### AIM OF THE EXERCISE
Take the material below and retype it in full; pictures are left out.

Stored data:
***

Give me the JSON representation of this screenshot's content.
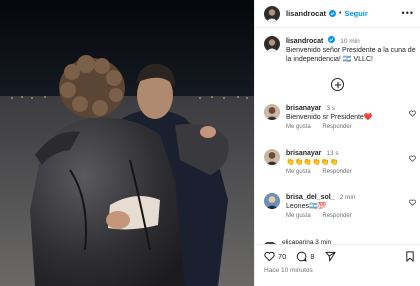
{
  "header": {
    "username": "lisandrocat",
    "separator": "•",
    "follow_label": "Seguir",
    "more_label": "•••"
  },
  "caption": {
    "username": "lisandrocat",
    "time": "10 min",
    "text": "Bienvenido señor Presidente a la cuna de la independencia! 🇦🇷 VLLC!"
  },
  "add_comment_icon": "plus-circle-icon",
  "comments": [
    {
      "username": "brisanayar",
      "time": "3 s",
      "text": "Bienvenido sr Presidente❤️",
      "like_label": "Me gusta",
      "reply_label": "Responder"
    },
    {
      "username": "brisanayar",
      "time": "13 s",
      "text": "👏👏👏👏👏👏",
      "like_label": "Me gusta",
      "reply_label": "Responder"
    },
    {
      "username": "brisa_del_sol_",
      "time": "2 min",
      "text": "Leones🇦🇷💯",
      "like_label": "Me gusta",
      "reply_label": "Responder"
    }
  ],
  "partial_comment": "elicaparina 3 min",
  "actions": {
    "likes": "70",
    "comments": "8",
    "posted_ago": "Hace 10 minutos"
  },
  "colors": {
    "accent": "#0095f6",
    "muted": "#737373",
    "heart": "#ed4956"
  }
}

***

### WRITTEN RESPONSE
Give me the JSON representation of this screenshot's content.
{
  "header": {
    "username": "lisandrocat",
    "separator": "•",
    "follow_label": "Seguir",
    "more_label": "•••"
  },
  "caption": {
    "username": "lisandrocat",
    "time": "10 min",
    "text": "Bienvenido señor Presidente a la cuna de la independencia! 🇦🇷 VLLC!"
  },
  "add_comment_icon": "plus-circle-icon",
  "comments": [
    {
      "username": "brisanayar",
      "time": "3 s",
      "text": "Bienvenido sr Presidente❤️",
      "like_label": "Me gusta",
      "reply_label": "Responder"
    },
    {
      "username": "brisanayar",
      "time": "13 s",
      "text": "👏👏👏👏👏👏",
      "like_label": "Me gusta",
      "reply_label": "Responder"
    },
    {
      "username": "brisa_del_sol_",
      "time": "2 min",
      "text": "Leones🇦🇷💯",
      "like_label": "Me gusta",
      "reply_label": "Responder"
    }
  ],
  "partial_comment": "elicaparina 3 min",
  "actions": {
    "likes": "70",
    "comments": "8",
    "posted_ago": "Hace 10 minutos"
  },
  "colors": {
    "accent": "#0095f6",
    "muted": "#737373",
    "heart": "#ed4956"
  }
}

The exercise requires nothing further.